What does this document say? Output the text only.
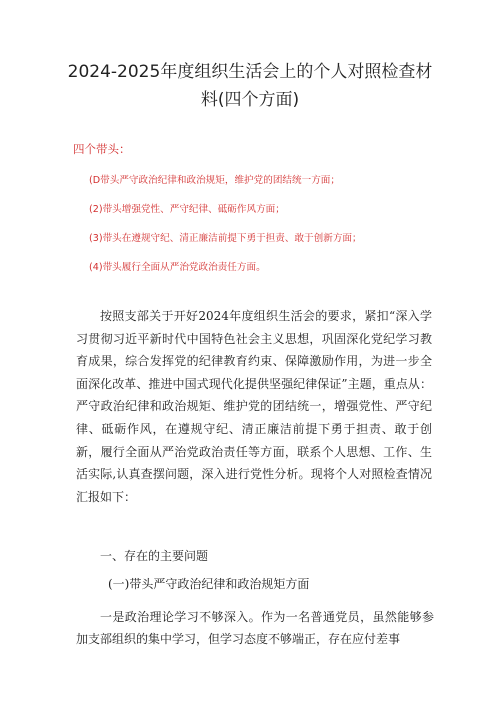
2024-2025年度组织生活会上的个人对照检查材
料(四个方面)
四个带头：
(D带头严守政治纪律和政治规矩，维护党的团结统一方面；
(2)带头增强党性、严守纪律、砥砺作风方面；
(3)带头在遵规守纪、清正廉洁前提下勇于担责、敢于创新方面；
(4)带头履行全面从严治党政治责任方面。
按照支部关于开好2024年度组织生活会的要求，紧扣“深入学习贯彻习近平新时代中国特色社会主义思想，巩固深化党纪学习教育成果，综合发挥党的纪律教育约束、保障激励作用，为进一步全面深化改革、推进中国式现代化提供坚强纪律保证”主题，重点从：严守政治纪律和政治规矩、维护党的团结统一，增强党性、严守纪律、砥砺作风，在遵规守纪、清正廉洁前提下勇于担责、敢于创新，履行全面从严治党政治责任等方面，联系个人思想、工作、生活实际,认真查摆问题，深入进行党性分析。现将个人对照检查情况汇报如下：
一、存在的主要问题
(一)带头严守政治纪律和政治规矩方面
一是政治理论学习不够深入。作为一名普通党员，虽然能够参加支部组织的集中学习，但学习态度不够端正，存在应付差事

What you have to do:
Write out all the entries again, word for word, and print no images.

Result below:
What does this document say? Output the text only.
2024-2025年度组织生活会上的个人对照检查材
料(四个方面)
四个带头：
(D带头严守政治纪律和政治规矩，维护党的团结统一方面；
(2)带头增强党性、严守纪律、砥砺作风方面；
(3)带头在遵规守纪、清正廉洁前提下勇于担责、敢于创新方面；
(4)带头履行全面从严治党政治责任方面。
按照支部关于开好2024年度组织生活会的要求，紧扣“深入学习贯彻习近平新时代中国特色社会主义思想，巩固深化党纪学习教育成果，综合发挥党的纪律教育约束、保障激励作用，为进一步全面深化改革、推进中国式现代化提供坚强纪律保证”主题，重点从：严守政治纪律和政治规矩、维护党的团结统一，增强党性、严守纪律、砥砺作风，在遵规守纪、清正廉洁前提下勇于担责、敢于创新，履行全面从严治党政治责任等方面，联系个人思想、工作、生活实际,认真查摆问题，深入进行党性分析。现将个人对照检查情况汇报如下：
一、存在的主要问题
(一)带头严守政治纪律和政治规矩方面
一是政治理论学习不够深入。作为一名普通党员，虽然能够参加支部组织的集中学习，但学习态度不够端正，存在应付差事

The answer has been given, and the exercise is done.